Work required => Produce a word-for-word copy of the listing below without its pictures.

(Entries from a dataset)
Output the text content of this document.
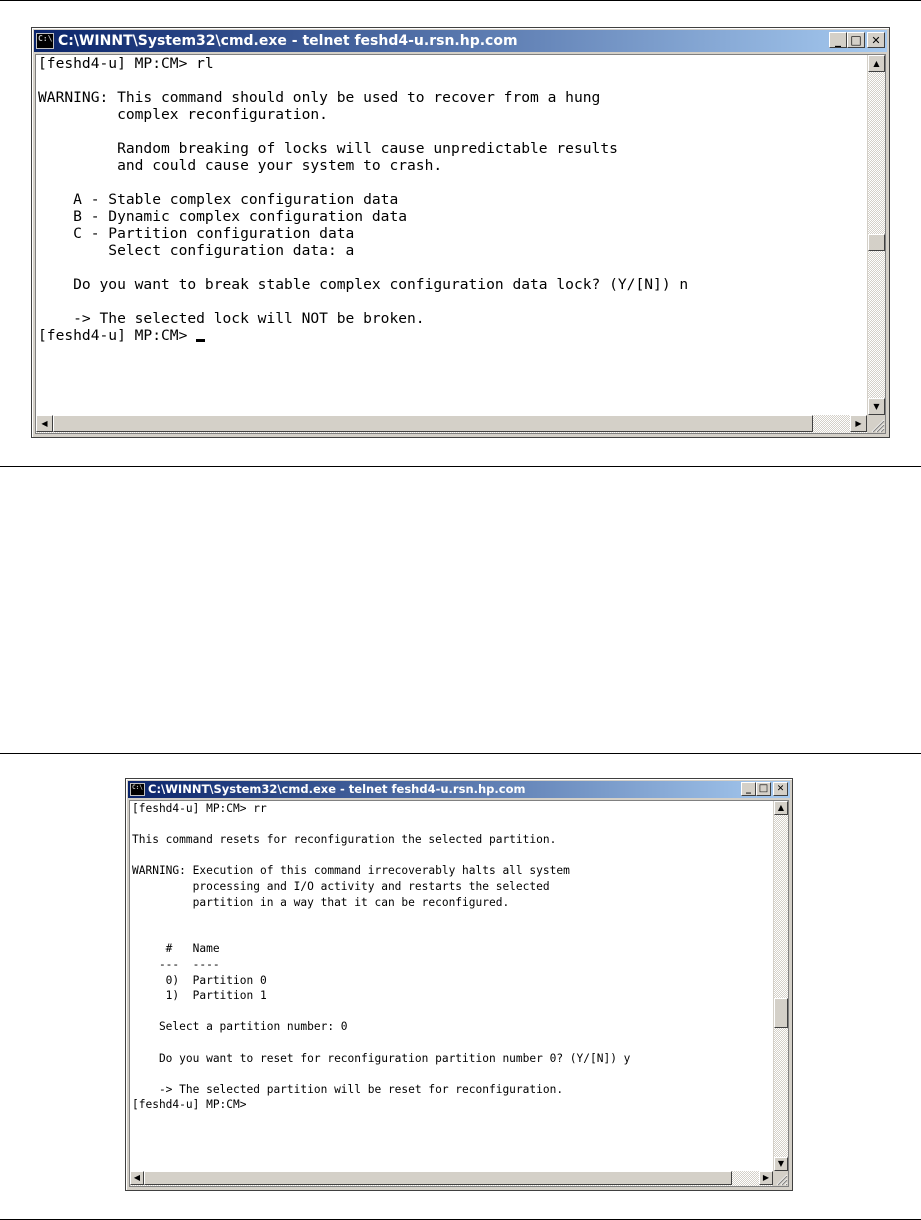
C:\ C:\WINNT\System32\cmd.exe - telnet feshd4-u.rsn.hp.com	_ □ ✕
[feshd4-u] MP:CM> rl

WARNING: This command should only be used to recover from a hung
complex reconfiguration.

Random breaking of locks will cause unpredictable results
and could cause your system to crash.

A - Stable complex configuration data
B - Dynamic complex configuration data
C - Partition configuration data
Select configuration data: a

Do you want to break stable complex configuration data lock? (Y/[N]) n

-> The selected lock will NOT be broken.
[feshd4-u] MP:CM>
▲
▼
◀	▶
C:\ C:\WINNT\System32\cmd.exe - telnet feshd4-u.rsn.hp.com	_ □ ✕
[feshd4-u] MP:CM> rr

This command resets for reconfiguration the selected partition.

WARNING: Execution of this command irrecoverably halts all system
processing and I/O activity and restarts the selected
partition in a way that it can be reconfigured.

#   Name
---  ----
0)  Partition 0
1)  Partition 1

Select a partition number: 0

Do you want to reset for reconfiguration partition number 0? (Y/[N]) y

-> The selected partition will be reset for reconfiguration.
[feshd4-u] MP:CM>
▲
▼
◀	▶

Task solution =>
Output the text content of this document.
C:\ C:\WINNT\System32\cmd.exe - telnet feshd4-u.rsn.hp.com	_ □ ✕
[feshd4-u] MP:CM> rl

WARNING: This command should only be used to recover from a hung
complex reconfiguration.

Random breaking of locks will cause unpredictable results
and could cause your system to crash.

A - Stable complex configuration data
B - Dynamic complex configuration data
C - Partition configuration data
Select configuration data: a

Do you want to break stable complex configuration data lock? (Y/[N]) n

-> The selected lock will NOT be broken.
[feshd4-u] MP:CM>
▲
▼
◀	▶
C:\ C:\WINNT\System32\cmd.exe - telnet feshd4-u.rsn.hp.com	_ □ ✕
[feshd4-u] MP:CM> rr

This command resets for reconfiguration the selected partition.

WARNING: Execution of this command irrecoverably halts all system
processing and I/O activity and restarts the selected
partition in a way that it can be reconfigured.

#   Name
---  ----
0)  Partition 0
1)  Partition 1

Select a partition number: 0

Do you want to reset for reconfiguration partition number 0? (Y/[N]) y

-> The selected partition will be reset for reconfiguration.
[feshd4-u] MP:CM>
▲
▼
◀	▶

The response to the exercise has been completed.